DIRECTIVE: Locate every line below that contains the string "TetherUS" and copy each of those lines in full.

-- BEGIN --

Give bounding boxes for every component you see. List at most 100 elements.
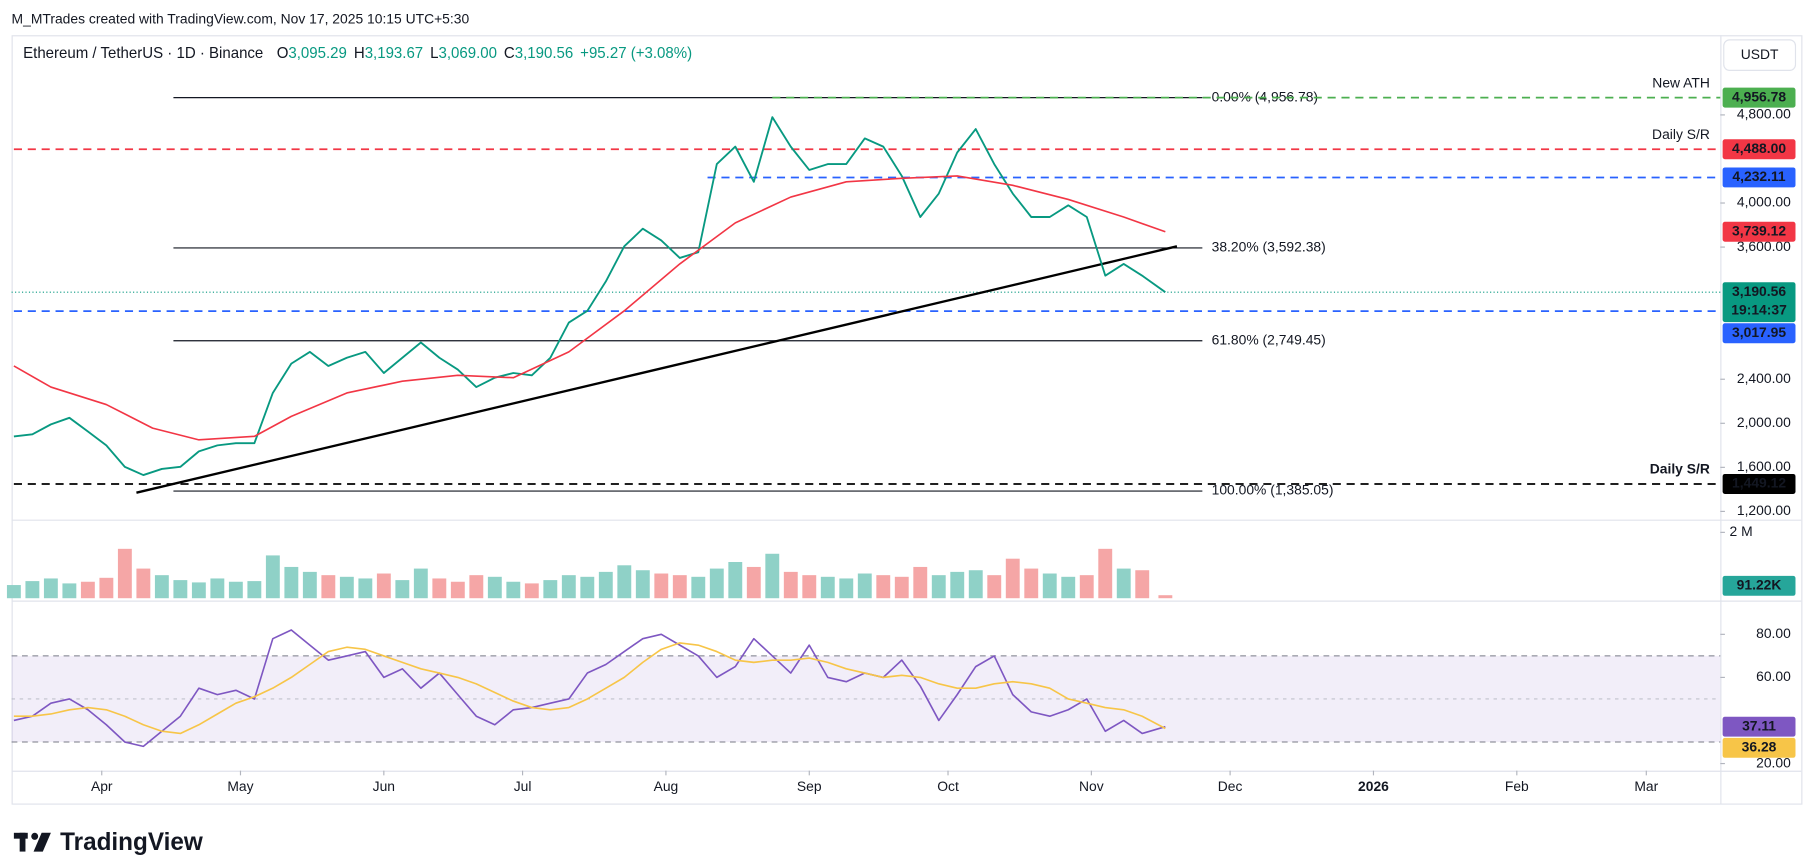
price-badge-label: 4,956.78	[1732, 88, 1786, 104]
price-badge	[1722, 716, 1796, 737]
price-badge	[1722, 167, 1796, 188]
ohlc-value: 3,069.00	[438, 45, 496, 62]
fib-label: 100.00% (1,385.05)	[1212, 482, 1334, 498]
volume-bar	[487, 576, 502, 599]
volume-bar	[1024, 568, 1039, 599]
level-label: New ATH	[1652, 74, 1710, 90]
volume-bar	[1158, 595, 1173, 599]
currency[interactable]: USDT	[1741, 46, 1779, 62]
volume-bar	[413, 568, 428, 599]
volume-bar	[450, 581, 465, 599]
volume-bar	[931, 575, 946, 599]
volume-bar	[321, 575, 336, 599]
volume-bar	[1005, 558, 1020, 599]
price-badge-label: 37.11	[1742, 717, 1776, 733]
series-line	[13, 642, 1166, 735]
volume-bar	[561, 575, 576, 599]
volume-bar	[1042, 573, 1057, 599]
volume-bar	[469, 575, 484, 599]
volume-bar	[136, 568, 151, 599]
volume-bar	[265, 555, 280, 599]
volume-bar	[728, 561, 743, 599]
volume-bar	[1079, 575, 1094, 599]
volume-bar	[1116, 568, 1131, 599]
series-line	[13, 116, 1166, 476]
volume-bar	[746, 566, 761, 599]
y-tick-label: 2 M	[1730, 523, 1753, 539]
volume-bar	[802, 575, 817, 599]
volume-bar	[173, 580, 188, 599]
volume-bar	[580, 576, 595, 599]
change: +95.27 (+3.08%)	[580, 45, 692, 62]
volume-bar	[820, 576, 835, 599]
price-badge	[1722, 221, 1796, 242]
symbol-legend: Ethereum / TetherUS · 1D · Binance O3,09…	[23, 45, 692, 62]
x-tick-label: Nov	[1079, 778, 1104, 794]
x-tick-label: Jun	[373, 778, 395, 794]
volume-bar	[191, 582, 206, 599]
fib-label: 38.20% (3,592.38)	[1212, 239, 1326, 255]
volume-bar	[376, 573, 391, 599]
price-badge-label: 1,449.12	[1732, 475, 1786, 491]
volume-bar	[950, 571, 965, 599]
y-tick-label: 80.00	[1756, 625, 1791, 641]
volume-bar	[1061, 576, 1076, 599]
x-tick-label: Apr	[91, 778, 113, 794]
price-badge	[1722, 139, 1796, 160]
y-tick-label: 2,400.00	[1737, 370, 1791, 386]
ohlc-key: C	[504, 45, 515, 62]
volume-bar	[691, 576, 706, 599]
volume-bar	[968, 570, 983, 599]
panel-frame	[11, 35, 1803, 805]
price-badge	[1722, 282, 1796, 323]
price-badge-label: 3,190.56	[1732, 283, 1786, 299]
y-tick-label: 20.00	[1756, 754, 1791, 770]
ohlc-key: H	[354, 45, 365, 62]
volume-bar	[210, 578, 225, 599]
x-tick-label: May	[227, 778, 253, 794]
price-badge	[1722, 323, 1796, 344]
logo-part	[33, 832, 51, 852]
volume-bar	[654, 573, 669, 599]
volume-bar	[543, 580, 558, 599]
price-badge	[1722, 737, 1796, 758]
price-badge-label: 4,488.00	[1732, 140, 1786, 156]
x-tick-label: Mar	[1634, 778, 1658, 794]
volume-bar	[117, 548, 132, 599]
level-label: Daily S/R	[1650, 461, 1710, 477]
ohlc-value: 3,190.56	[515, 45, 573, 62]
x-tick-label: Oct	[937, 778, 959, 794]
price-badge-label: 91.22K	[1737, 576, 1782, 592]
credit: M_MTrades created with TradingView.com, …	[12, 11, 470, 27]
volume-bar	[524, 583, 539, 599]
volume-bar	[43, 578, 58, 599]
series-line	[13, 629, 1166, 748]
volume-bar	[672, 575, 687, 599]
logo-part	[31, 832, 39, 840]
price-badge-label: 4,232.11	[1732, 168, 1785, 184]
volume-bar	[432, 578, 447, 599]
volume-bar	[339, 576, 354, 599]
price-badge	[1722, 473, 1796, 494]
series-line	[13, 175, 1166, 441]
volume-bar	[876, 575, 891, 599]
volume-bar	[99, 577, 114, 599]
y-tick-label: 60.00	[1756, 668, 1791, 684]
volume-bar	[284, 566, 299, 599]
x-tick-label: Sep	[797, 778, 822, 794]
volume-bar	[765, 553, 780, 599]
y-tick-label: 1,600.00	[1737, 458, 1791, 474]
price-badge-label: 36.28	[1742, 738, 1777, 754]
currency-button[interactable]	[1723, 39, 1797, 71]
volume-bar	[25, 581, 40, 599]
brand: TradingView	[60, 829, 204, 856]
volume-bar	[506, 581, 521, 599]
volume-bar	[247, 581, 262, 599]
x-tick-label: 2026	[1358, 778, 1389, 794]
x-tick-label: Jul	[514, 778, 532, 794]
volume-bar	[987, 575, 1002, 599]
volume-bar	[894, 576, 909, 599]
symbol: Ethereum / TetherUS · 1D · Binance	[23, 45, 263, 62]
volume-bar	[857, 573, 872, 599]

-- END --

FULL ANSWER:
symbol-legend: Ethereum / TetherUS · 1D · Binance O3,09…	[23, 45, 692, 62]
symbol: Ethereum / TetherUS · 1D · Binance	[23, 45, 263, 62]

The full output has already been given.